Where a line contains the string "would", copy that line.
- - - - - - -
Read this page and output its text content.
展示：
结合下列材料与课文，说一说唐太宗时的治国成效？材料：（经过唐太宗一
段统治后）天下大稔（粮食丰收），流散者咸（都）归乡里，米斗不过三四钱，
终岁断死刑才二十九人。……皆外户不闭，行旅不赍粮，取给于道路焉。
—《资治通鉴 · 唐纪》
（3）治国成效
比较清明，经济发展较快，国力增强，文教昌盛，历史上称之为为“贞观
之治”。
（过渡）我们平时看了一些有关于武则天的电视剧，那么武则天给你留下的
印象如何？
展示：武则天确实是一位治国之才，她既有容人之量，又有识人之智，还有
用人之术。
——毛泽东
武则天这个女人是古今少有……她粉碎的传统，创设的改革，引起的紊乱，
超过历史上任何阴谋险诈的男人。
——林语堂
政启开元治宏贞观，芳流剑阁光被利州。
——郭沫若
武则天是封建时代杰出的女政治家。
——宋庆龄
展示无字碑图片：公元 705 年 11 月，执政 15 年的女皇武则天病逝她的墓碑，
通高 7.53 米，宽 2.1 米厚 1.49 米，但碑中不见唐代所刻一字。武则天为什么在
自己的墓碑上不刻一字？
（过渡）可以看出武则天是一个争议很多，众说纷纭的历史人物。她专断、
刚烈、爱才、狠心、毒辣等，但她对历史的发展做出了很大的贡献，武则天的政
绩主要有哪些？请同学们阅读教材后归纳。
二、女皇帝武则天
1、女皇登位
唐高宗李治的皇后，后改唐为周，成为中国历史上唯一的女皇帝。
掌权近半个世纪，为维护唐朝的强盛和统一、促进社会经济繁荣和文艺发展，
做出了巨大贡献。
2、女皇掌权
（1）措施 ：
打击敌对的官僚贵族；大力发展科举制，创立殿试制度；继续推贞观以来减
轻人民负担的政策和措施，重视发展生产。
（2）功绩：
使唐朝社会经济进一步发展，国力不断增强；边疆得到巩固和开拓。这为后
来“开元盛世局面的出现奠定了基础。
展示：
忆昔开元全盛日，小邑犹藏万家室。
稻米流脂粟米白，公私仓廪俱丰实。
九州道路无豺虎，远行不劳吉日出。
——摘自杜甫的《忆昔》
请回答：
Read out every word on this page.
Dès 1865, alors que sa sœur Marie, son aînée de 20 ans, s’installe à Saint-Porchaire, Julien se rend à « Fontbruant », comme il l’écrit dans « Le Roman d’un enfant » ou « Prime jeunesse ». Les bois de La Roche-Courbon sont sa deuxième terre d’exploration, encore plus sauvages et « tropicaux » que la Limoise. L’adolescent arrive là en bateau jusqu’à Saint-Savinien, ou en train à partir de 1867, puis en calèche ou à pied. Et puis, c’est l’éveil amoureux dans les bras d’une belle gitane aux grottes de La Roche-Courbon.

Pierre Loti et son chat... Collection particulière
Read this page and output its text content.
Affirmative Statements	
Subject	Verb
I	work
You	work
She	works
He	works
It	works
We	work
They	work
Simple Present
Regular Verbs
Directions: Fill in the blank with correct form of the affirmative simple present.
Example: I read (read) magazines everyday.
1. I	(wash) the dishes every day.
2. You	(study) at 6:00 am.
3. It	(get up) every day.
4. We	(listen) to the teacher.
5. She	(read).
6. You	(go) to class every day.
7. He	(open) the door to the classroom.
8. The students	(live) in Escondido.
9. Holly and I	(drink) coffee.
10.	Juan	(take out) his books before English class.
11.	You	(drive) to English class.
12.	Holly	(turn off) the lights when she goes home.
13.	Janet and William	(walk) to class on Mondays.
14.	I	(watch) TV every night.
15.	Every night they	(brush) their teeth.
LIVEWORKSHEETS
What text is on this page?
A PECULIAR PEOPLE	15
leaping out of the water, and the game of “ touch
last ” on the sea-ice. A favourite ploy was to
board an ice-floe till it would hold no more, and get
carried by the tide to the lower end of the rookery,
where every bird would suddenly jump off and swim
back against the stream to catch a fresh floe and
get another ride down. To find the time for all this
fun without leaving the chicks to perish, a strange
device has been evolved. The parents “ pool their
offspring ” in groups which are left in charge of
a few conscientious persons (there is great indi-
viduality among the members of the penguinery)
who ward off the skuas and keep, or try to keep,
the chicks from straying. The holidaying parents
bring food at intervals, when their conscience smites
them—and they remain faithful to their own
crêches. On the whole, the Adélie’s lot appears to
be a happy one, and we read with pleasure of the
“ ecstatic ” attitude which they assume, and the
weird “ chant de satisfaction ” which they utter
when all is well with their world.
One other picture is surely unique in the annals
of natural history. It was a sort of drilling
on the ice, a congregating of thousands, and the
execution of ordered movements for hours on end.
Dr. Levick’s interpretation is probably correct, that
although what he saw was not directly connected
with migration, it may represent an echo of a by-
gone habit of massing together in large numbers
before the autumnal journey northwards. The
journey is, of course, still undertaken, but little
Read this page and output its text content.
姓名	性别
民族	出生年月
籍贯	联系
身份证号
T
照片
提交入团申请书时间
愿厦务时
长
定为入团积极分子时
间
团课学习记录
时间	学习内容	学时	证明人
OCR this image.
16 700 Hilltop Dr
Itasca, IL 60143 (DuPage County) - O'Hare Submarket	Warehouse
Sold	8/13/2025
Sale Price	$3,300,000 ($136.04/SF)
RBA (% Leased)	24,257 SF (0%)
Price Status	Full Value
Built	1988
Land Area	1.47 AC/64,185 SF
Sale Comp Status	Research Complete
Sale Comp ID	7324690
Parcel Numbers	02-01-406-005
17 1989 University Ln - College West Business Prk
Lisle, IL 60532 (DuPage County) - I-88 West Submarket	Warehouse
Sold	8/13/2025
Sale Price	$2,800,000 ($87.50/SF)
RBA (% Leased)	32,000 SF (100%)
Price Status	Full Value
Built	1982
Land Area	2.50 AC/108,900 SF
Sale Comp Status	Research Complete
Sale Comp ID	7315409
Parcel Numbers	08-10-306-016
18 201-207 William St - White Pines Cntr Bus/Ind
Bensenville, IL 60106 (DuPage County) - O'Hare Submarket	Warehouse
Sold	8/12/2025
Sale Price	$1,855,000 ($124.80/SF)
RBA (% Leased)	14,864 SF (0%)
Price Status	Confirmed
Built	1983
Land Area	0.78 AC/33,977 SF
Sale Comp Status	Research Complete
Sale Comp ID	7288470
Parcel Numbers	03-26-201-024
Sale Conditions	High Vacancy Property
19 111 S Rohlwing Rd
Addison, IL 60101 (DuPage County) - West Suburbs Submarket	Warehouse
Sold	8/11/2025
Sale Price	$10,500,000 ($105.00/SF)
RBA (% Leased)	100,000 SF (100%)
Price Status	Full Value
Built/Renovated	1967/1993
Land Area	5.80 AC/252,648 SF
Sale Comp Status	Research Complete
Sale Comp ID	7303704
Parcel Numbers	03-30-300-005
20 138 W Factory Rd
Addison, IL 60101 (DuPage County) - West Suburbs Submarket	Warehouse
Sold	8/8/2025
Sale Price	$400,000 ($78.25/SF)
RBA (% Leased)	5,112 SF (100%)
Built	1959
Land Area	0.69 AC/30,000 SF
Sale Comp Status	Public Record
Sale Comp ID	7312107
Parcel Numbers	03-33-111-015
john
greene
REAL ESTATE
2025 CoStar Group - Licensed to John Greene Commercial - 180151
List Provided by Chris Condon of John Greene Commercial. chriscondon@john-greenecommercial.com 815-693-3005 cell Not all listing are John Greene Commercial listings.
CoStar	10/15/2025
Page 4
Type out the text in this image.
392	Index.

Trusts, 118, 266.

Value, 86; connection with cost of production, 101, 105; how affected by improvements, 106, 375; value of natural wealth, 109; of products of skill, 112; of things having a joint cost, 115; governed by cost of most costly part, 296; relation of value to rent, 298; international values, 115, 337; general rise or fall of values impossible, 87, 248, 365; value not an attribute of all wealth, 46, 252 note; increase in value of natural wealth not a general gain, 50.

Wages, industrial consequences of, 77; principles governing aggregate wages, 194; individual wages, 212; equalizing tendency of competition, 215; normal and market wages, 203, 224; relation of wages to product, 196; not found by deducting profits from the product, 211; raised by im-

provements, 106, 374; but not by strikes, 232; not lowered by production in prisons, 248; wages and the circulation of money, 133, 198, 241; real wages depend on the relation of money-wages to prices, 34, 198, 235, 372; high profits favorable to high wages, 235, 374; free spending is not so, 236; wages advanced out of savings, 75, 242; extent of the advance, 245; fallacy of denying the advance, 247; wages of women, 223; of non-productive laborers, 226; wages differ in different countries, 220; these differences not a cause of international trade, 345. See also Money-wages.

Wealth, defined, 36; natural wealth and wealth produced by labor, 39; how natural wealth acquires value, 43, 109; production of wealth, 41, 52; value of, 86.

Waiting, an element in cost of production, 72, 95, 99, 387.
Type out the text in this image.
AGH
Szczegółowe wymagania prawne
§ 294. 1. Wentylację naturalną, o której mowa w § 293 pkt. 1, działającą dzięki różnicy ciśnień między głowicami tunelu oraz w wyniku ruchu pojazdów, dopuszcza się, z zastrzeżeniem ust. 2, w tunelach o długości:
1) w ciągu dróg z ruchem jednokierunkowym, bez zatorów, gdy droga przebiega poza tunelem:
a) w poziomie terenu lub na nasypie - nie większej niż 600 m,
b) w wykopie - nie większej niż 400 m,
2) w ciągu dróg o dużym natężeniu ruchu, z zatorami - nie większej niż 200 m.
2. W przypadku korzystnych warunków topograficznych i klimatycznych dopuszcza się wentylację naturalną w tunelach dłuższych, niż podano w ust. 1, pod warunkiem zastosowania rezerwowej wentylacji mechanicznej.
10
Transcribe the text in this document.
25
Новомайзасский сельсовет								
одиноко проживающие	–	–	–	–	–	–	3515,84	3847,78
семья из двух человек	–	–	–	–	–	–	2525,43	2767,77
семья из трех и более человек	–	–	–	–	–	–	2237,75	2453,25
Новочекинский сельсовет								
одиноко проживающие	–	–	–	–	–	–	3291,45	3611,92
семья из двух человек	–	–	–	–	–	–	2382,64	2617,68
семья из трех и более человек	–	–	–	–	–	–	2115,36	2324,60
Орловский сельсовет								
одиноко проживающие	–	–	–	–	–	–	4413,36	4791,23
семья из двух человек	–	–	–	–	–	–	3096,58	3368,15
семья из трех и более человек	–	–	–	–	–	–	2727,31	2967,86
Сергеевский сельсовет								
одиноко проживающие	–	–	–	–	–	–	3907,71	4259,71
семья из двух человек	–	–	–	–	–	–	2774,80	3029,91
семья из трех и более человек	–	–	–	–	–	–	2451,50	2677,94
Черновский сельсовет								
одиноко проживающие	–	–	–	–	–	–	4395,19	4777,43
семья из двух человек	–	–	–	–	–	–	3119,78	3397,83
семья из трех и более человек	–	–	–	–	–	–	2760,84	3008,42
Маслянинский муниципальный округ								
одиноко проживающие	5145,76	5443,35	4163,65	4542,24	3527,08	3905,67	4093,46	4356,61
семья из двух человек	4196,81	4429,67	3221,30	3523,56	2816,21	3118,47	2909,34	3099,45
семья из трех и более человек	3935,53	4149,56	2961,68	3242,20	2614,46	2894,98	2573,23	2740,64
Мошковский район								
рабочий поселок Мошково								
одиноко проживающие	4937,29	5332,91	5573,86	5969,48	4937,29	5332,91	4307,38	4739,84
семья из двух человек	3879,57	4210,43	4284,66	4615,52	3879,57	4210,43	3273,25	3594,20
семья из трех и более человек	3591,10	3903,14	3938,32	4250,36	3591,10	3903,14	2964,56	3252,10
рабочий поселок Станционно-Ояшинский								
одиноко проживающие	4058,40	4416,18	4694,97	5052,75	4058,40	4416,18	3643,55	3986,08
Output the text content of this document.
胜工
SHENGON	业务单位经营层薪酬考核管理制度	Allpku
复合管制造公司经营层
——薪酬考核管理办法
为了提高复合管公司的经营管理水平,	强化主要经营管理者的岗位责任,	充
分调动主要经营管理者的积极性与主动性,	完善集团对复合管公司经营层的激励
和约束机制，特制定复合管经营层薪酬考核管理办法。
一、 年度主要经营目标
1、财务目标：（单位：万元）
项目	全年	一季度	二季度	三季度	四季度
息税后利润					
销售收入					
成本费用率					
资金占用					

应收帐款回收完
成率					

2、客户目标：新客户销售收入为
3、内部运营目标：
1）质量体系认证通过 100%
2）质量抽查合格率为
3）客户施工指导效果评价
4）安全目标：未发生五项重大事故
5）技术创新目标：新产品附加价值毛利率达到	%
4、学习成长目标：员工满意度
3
- - - - - - -
__Full response__.
board an ice-floe till it would hold no more, and get
where every bird would suddenly jump off and swim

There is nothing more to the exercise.